== Your task ==
Report how many lines in the records hold the string "nCIU"; give the number and nothing else.

== Data excerpts ==
───

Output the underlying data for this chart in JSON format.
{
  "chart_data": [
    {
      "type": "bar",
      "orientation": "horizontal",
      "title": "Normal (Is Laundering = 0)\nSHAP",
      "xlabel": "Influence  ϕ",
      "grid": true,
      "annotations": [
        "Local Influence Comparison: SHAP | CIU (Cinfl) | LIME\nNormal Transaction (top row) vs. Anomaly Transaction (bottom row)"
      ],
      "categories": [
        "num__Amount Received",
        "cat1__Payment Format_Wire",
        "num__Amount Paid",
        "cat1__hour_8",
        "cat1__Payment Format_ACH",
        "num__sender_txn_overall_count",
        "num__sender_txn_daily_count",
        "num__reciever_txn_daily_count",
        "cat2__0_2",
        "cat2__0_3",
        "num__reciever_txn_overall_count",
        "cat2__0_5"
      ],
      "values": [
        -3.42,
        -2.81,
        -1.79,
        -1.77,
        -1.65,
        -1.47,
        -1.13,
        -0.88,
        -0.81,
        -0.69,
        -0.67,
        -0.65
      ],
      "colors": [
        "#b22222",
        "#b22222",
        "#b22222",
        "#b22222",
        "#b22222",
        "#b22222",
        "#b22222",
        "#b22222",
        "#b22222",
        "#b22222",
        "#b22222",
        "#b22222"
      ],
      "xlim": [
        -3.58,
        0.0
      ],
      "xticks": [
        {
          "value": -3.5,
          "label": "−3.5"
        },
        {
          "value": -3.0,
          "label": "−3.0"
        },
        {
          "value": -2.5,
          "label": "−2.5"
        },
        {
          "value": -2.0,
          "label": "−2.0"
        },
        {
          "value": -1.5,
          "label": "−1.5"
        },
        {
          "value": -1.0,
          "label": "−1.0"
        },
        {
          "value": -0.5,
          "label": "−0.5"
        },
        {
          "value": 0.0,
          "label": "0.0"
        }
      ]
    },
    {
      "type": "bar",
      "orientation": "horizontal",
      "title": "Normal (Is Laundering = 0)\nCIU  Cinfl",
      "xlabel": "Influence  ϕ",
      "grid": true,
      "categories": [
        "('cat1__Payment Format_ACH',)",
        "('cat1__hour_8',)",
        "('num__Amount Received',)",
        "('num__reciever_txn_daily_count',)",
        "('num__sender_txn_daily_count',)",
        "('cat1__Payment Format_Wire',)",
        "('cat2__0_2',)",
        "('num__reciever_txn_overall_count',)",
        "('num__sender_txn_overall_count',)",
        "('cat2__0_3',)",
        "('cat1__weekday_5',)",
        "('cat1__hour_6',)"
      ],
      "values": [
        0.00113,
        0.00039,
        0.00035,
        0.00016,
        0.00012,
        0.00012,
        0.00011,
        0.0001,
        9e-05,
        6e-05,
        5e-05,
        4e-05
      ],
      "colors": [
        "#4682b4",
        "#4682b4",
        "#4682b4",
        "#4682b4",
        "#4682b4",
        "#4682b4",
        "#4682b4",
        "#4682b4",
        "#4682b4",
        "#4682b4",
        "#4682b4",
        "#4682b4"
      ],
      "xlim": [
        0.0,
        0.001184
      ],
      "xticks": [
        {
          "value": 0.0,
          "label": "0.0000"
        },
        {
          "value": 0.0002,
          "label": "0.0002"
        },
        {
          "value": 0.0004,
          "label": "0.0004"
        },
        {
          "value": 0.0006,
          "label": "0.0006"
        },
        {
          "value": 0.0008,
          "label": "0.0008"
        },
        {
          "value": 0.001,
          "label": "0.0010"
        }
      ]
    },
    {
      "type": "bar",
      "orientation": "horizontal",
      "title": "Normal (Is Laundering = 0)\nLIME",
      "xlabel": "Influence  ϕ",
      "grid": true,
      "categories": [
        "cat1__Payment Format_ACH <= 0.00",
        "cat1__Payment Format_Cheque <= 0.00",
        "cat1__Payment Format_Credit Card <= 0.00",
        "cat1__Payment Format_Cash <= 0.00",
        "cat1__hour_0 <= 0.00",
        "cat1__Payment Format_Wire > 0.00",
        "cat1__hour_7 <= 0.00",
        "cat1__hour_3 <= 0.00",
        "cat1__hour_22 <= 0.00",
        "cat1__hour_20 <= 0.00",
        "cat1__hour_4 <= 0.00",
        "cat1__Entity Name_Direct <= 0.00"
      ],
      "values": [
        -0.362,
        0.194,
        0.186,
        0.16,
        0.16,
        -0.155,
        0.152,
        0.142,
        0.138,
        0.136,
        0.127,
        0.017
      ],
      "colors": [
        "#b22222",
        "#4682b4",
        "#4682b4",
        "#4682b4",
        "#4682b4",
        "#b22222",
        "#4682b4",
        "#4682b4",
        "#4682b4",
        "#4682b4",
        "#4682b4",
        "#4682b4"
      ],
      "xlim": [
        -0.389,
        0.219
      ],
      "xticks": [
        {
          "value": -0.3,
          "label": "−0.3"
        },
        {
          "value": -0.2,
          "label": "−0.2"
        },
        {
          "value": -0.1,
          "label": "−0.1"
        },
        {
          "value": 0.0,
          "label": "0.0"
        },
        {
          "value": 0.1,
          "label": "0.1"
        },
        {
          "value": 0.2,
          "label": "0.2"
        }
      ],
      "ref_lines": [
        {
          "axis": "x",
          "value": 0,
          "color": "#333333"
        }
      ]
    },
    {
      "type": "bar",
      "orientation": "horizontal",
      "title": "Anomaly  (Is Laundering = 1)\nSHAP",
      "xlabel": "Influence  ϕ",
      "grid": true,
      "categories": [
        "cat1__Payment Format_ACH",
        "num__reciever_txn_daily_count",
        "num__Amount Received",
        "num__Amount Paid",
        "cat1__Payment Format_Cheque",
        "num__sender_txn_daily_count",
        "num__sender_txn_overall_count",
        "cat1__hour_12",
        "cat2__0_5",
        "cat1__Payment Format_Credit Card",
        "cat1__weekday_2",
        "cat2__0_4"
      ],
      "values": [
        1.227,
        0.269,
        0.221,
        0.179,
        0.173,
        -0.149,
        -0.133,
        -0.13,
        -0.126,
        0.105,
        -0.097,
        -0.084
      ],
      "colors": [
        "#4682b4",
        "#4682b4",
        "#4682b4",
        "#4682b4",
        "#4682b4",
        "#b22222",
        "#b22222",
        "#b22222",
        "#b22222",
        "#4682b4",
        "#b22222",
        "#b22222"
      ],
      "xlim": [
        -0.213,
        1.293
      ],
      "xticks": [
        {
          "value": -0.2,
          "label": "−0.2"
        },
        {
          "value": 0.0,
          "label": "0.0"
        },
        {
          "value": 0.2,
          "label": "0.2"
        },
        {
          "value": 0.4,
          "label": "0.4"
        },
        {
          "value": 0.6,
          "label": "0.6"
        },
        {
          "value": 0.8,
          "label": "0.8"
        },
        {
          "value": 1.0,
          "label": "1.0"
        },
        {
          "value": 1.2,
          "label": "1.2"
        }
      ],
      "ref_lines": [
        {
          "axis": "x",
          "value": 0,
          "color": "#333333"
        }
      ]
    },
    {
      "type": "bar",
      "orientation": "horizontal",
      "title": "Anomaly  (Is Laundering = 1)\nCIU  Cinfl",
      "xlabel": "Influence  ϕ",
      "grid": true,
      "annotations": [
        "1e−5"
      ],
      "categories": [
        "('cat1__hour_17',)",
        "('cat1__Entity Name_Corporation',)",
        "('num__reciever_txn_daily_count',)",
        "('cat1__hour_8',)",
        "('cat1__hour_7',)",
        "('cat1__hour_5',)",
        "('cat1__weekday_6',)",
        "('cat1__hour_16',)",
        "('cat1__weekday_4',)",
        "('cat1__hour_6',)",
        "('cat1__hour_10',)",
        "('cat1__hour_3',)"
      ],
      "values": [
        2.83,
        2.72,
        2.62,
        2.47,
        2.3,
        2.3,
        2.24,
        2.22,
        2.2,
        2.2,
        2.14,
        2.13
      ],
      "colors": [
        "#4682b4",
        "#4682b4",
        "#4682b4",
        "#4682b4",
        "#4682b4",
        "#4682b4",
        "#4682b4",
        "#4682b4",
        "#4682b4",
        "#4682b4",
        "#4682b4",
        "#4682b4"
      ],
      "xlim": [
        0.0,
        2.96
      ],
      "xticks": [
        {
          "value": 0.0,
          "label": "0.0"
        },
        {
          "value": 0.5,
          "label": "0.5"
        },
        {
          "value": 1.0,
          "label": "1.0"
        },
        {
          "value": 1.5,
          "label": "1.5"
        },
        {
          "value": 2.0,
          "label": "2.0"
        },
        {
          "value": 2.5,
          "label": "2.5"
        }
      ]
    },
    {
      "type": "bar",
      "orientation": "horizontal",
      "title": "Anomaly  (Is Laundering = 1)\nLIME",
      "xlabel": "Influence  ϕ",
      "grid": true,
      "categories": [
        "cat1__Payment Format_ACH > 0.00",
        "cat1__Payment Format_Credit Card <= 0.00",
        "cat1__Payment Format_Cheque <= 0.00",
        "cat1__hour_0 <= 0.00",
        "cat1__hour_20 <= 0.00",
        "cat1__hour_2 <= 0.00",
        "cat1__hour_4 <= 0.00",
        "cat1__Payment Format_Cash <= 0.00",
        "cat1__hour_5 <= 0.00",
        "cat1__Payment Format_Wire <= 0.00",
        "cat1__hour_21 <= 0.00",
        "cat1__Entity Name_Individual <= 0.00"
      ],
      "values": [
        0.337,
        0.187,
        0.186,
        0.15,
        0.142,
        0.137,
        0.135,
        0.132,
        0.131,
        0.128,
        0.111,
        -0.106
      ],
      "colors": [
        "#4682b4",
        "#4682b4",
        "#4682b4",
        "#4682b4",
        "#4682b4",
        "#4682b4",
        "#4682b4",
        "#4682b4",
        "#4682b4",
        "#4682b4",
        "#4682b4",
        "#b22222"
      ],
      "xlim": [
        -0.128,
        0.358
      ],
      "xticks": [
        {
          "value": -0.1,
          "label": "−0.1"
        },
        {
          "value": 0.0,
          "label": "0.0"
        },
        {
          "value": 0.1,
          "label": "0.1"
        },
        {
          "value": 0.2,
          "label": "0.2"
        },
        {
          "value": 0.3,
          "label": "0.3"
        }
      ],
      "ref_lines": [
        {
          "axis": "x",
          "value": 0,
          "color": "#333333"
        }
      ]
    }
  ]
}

───

== Output for this exercise ==
2